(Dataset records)
........
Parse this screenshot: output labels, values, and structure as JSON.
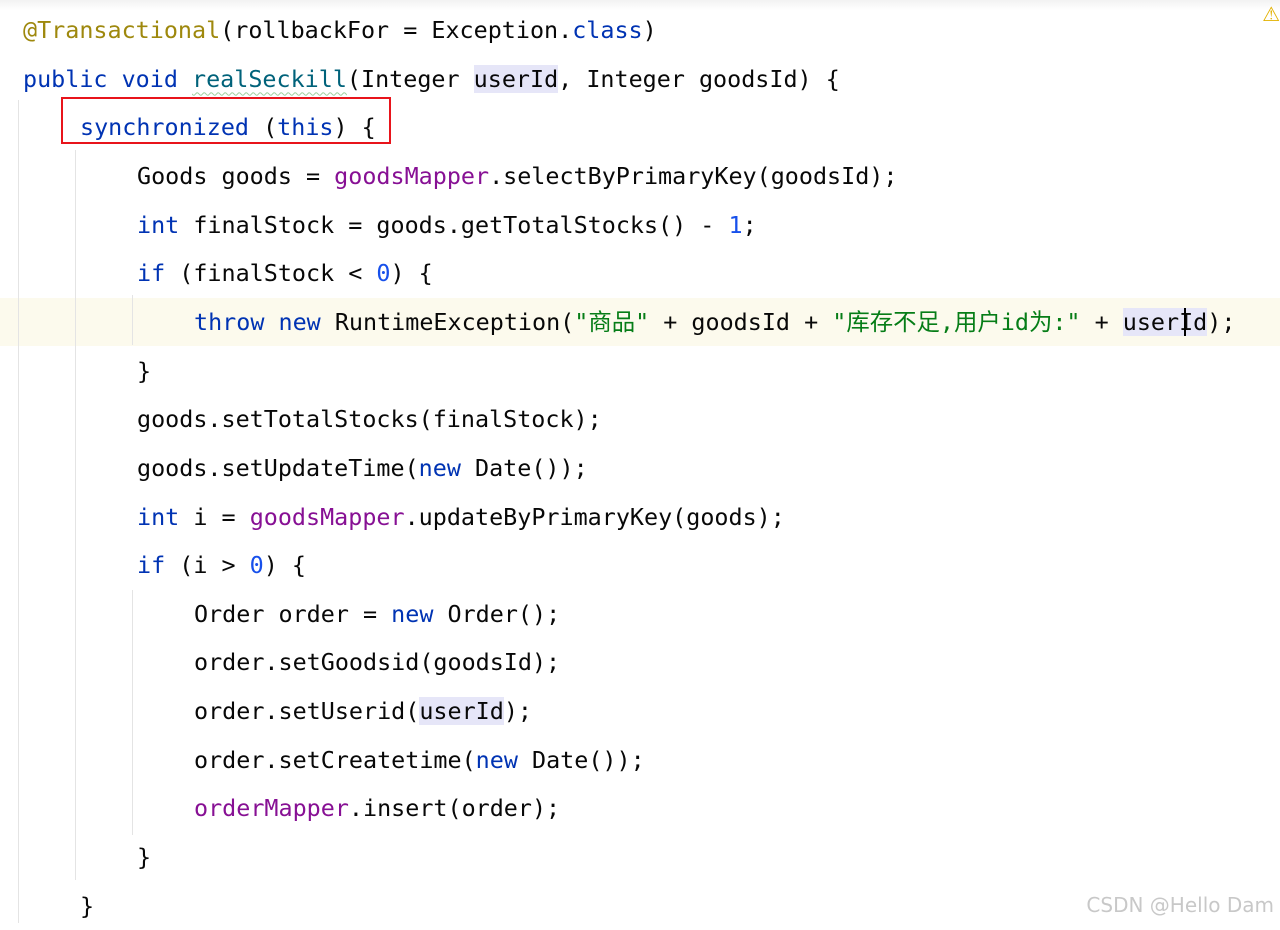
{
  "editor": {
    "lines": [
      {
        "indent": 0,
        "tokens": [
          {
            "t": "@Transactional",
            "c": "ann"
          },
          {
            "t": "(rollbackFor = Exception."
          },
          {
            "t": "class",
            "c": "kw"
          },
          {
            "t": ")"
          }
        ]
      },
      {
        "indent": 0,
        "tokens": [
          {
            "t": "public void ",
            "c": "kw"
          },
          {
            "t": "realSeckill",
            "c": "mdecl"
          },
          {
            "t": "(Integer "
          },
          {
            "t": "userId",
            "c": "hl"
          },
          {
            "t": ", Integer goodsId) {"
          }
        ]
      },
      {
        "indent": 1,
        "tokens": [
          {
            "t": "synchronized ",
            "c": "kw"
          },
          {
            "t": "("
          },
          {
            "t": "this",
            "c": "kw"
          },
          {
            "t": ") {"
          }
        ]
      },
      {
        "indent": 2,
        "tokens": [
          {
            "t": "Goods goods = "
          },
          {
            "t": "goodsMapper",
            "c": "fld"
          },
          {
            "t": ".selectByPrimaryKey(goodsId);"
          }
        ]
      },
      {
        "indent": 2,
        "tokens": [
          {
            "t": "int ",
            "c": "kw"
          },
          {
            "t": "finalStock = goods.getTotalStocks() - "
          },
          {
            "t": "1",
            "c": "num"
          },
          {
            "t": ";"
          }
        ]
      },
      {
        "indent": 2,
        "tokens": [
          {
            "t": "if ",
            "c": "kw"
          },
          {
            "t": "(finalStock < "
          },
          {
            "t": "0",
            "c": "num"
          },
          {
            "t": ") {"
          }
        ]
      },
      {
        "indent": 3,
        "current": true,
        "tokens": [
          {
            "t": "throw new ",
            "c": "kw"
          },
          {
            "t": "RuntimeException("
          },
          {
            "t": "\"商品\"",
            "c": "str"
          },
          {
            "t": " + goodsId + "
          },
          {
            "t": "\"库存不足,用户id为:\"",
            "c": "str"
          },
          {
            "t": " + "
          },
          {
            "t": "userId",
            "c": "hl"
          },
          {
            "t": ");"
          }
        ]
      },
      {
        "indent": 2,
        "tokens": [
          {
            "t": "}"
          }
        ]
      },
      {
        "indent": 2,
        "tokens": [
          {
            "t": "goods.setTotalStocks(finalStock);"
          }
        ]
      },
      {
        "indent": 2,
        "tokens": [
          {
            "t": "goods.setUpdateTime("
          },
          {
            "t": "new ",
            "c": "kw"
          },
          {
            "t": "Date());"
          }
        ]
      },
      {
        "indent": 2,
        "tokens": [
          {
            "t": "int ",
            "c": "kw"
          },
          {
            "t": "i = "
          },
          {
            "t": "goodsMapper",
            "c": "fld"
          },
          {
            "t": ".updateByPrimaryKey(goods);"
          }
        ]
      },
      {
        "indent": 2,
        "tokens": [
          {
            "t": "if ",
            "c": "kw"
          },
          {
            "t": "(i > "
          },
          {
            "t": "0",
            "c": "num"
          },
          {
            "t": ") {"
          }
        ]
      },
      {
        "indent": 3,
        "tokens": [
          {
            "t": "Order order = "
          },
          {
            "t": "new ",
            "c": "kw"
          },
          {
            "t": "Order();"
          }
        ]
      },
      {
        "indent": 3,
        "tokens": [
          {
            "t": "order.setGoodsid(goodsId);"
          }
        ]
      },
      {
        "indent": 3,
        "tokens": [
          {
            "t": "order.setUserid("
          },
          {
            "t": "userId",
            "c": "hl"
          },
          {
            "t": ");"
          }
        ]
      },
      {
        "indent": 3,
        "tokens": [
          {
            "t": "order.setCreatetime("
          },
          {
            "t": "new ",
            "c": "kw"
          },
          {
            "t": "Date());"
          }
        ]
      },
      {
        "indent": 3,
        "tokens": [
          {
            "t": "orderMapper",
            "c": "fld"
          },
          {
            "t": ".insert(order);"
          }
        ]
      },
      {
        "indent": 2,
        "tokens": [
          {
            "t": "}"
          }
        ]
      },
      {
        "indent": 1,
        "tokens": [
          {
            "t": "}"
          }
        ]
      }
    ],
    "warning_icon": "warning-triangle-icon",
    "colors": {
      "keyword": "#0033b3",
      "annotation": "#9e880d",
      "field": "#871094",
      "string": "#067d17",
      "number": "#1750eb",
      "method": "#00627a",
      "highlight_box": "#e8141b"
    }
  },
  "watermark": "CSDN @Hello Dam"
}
........
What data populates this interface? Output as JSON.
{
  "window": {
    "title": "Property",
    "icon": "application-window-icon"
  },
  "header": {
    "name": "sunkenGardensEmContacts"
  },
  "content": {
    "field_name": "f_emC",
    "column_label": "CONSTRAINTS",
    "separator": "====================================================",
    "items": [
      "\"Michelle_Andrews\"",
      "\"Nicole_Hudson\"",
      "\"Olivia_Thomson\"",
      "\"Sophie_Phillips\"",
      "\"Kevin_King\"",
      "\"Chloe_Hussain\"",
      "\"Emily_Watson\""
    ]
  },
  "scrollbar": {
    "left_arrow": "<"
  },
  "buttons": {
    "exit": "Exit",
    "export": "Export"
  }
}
........
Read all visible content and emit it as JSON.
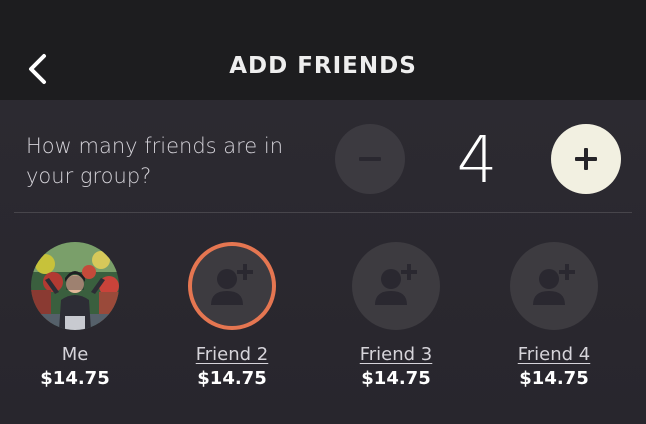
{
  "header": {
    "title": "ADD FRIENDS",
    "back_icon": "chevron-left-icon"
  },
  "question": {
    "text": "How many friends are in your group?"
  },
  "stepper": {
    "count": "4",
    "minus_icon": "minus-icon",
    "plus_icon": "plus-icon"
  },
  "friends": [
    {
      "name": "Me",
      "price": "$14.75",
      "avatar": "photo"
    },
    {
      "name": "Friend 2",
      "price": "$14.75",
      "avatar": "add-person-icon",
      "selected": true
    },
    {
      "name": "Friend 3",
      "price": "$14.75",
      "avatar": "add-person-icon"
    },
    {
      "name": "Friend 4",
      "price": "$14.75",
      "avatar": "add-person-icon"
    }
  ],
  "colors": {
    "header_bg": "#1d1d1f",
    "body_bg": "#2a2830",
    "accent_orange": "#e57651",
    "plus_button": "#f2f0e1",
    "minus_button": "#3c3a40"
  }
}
........
## The request
Extract every line containing the string "window" from the data above.

## Result of the exercise
  "window": {
    "icon": "application-window-icon"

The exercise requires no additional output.